Why Crypto Idealogues Won’t Touch Bitcoin ETFs
Bitcoin devotees are declaring a historic victory after US regulators approved a new, more accessible way for people to invest in the crypto asset after a decade of resistance. Yet they won’t go anywhere near it themselves.
On January 10, after a farcical false start, the US Securities and Exchange Commission approved the launch of spot bitcoin exchange-traded funds (ETFs) in the country. The ETFs will be issued by a selection of big-name financial institutions—including BlackRock, Fidelity, and Franklin Templeton—and will give people a way to invest in bitcoin through a brokerage, as if it were a stock. The price of the ETF shares will follow the price of bitcoin.
The arrival of the new ETFs has been broadly celebrated by bitcoin investors, who believe they will legitimize the asset in the eyes of wealthy institutional investors and make it easier for laypeople to invest, thereby broadening demand and driving up the price. The inconvenient catch is that spot bitcoin ETFs are at odds with practically everything bitcoin is supposed to stand for.

» ASSIGNMENT
Please reproduce the bitcoin ETF article above word for word, from "On January 10, after" to "to stand for.".

» MATERIAL SUPPLIED
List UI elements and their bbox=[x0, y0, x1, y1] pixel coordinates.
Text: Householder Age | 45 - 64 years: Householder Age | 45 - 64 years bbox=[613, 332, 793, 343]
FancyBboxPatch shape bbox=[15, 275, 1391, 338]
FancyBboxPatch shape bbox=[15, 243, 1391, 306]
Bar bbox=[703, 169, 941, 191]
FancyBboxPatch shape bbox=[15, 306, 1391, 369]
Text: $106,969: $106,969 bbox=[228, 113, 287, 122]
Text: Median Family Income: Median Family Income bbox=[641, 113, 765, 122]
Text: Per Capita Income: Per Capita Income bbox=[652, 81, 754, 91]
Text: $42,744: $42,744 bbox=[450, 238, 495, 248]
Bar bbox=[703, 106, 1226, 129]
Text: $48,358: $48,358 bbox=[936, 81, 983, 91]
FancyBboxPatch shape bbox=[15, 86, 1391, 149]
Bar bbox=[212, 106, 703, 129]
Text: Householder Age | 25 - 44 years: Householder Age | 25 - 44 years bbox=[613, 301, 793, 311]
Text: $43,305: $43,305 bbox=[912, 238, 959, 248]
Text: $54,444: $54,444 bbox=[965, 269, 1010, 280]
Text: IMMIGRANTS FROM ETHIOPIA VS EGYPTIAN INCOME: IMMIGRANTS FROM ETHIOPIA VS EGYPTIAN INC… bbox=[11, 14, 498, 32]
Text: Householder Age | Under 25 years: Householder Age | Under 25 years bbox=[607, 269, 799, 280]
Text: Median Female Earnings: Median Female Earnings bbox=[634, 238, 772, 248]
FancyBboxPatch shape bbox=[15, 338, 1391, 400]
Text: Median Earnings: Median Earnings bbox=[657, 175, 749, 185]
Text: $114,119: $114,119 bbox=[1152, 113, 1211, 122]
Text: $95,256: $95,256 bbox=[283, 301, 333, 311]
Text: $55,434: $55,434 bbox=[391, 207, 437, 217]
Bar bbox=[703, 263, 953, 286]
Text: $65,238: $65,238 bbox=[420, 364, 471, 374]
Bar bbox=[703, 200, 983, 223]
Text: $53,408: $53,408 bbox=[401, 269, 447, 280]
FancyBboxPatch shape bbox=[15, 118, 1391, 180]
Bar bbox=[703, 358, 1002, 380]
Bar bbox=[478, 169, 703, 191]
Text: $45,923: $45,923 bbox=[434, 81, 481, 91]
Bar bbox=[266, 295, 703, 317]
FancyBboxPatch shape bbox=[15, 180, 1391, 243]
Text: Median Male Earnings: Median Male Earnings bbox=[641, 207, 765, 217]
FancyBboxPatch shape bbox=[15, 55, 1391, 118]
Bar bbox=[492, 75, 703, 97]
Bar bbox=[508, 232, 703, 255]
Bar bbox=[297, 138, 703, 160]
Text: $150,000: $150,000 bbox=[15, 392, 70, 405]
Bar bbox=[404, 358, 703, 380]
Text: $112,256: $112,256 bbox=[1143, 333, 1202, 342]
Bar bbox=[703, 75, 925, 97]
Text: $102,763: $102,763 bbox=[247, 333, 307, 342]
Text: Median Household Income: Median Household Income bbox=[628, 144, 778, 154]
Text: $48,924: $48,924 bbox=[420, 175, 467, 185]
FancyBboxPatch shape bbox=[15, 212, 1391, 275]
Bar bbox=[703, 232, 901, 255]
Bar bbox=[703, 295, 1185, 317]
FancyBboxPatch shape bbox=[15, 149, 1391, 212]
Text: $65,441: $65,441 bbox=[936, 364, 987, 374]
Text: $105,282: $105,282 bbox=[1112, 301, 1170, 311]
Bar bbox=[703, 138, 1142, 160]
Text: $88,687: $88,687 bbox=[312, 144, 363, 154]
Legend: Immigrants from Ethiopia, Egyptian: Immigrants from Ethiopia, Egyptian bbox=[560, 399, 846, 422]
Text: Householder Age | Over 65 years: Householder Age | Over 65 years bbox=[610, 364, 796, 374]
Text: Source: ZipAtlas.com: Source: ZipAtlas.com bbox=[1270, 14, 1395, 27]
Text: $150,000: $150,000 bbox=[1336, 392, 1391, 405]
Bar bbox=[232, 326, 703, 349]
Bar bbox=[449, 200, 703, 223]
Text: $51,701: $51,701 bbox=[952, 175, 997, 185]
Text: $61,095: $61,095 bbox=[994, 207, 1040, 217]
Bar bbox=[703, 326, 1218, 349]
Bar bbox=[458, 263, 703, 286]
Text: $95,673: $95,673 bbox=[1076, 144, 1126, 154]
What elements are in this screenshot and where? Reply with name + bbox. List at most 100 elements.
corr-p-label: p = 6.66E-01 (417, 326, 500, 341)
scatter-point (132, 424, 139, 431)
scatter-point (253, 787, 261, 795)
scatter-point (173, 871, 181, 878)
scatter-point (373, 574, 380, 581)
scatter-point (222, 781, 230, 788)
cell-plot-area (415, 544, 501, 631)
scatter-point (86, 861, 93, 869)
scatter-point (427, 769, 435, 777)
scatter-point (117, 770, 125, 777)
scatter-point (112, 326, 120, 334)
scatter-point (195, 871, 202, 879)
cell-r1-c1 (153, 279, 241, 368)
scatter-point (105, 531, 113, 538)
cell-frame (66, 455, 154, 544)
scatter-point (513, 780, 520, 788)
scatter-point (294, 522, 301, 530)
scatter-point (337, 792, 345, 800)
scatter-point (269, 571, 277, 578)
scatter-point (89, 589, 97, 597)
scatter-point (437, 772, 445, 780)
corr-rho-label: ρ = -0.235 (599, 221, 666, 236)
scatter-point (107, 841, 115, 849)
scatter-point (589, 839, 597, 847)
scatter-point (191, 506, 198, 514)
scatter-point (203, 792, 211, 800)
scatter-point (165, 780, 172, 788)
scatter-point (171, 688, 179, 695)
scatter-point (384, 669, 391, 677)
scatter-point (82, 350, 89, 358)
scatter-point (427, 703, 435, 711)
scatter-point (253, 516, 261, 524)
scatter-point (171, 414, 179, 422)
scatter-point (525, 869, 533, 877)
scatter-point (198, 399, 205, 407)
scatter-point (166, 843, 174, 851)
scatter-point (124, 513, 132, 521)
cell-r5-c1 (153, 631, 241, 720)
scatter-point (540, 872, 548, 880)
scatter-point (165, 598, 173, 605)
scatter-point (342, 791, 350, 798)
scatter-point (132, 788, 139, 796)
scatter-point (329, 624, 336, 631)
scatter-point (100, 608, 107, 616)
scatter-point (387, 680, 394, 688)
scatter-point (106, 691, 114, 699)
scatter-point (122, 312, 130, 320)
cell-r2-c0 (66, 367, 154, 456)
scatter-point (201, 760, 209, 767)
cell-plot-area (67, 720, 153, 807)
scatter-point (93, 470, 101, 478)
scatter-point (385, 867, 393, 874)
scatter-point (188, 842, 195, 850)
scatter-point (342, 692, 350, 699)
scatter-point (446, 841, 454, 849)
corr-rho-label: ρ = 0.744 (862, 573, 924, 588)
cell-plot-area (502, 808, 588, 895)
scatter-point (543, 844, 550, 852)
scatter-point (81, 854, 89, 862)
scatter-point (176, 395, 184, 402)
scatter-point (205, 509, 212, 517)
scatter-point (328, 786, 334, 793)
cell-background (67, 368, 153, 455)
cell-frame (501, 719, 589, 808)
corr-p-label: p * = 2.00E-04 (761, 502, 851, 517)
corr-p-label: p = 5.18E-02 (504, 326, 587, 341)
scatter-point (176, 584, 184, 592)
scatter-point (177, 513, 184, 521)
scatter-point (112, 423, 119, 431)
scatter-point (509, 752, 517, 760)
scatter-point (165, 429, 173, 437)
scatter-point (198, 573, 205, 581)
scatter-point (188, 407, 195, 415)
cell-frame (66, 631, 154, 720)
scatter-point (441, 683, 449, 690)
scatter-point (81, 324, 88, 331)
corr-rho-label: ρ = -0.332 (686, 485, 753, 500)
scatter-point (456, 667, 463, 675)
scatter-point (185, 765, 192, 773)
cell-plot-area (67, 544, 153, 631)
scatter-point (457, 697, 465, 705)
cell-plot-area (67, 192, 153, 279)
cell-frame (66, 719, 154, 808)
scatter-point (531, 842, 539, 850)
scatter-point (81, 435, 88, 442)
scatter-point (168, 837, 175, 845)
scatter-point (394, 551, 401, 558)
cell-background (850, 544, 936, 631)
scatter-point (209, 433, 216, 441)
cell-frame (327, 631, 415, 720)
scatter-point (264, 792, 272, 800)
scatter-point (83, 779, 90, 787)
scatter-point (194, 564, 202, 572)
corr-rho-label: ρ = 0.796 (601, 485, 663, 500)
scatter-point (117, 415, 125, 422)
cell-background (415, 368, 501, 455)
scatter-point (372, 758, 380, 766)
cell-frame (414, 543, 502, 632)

» RESPONSE BELOW
On January 10, after a farcical false start, the US Securities and Exchange Commission approved the launch of spot bitcoin exchange-traded funds (ETFs) in the country. The ETFs will be issued by a selection of big-name financial institutions—including BlackRock, Fidelity, and Franklin Templeton—and will give people a way to invest in bitcoin through a brokerage, as if it were a stock. The price of the ETF shares will follow the price of bitcoin.
The arrival of the new ETFs has been broadly celebrated by bitcoin investors, who believe they will legitimize the asset in the eyes of wealthy institutional investors and make it easier for laypeople to invest, thereby broadening demand and driving up the price. The inconvenient catch is that spot bitcoin ETFs are at odds with practically everything bitcoin is supposed to stand for.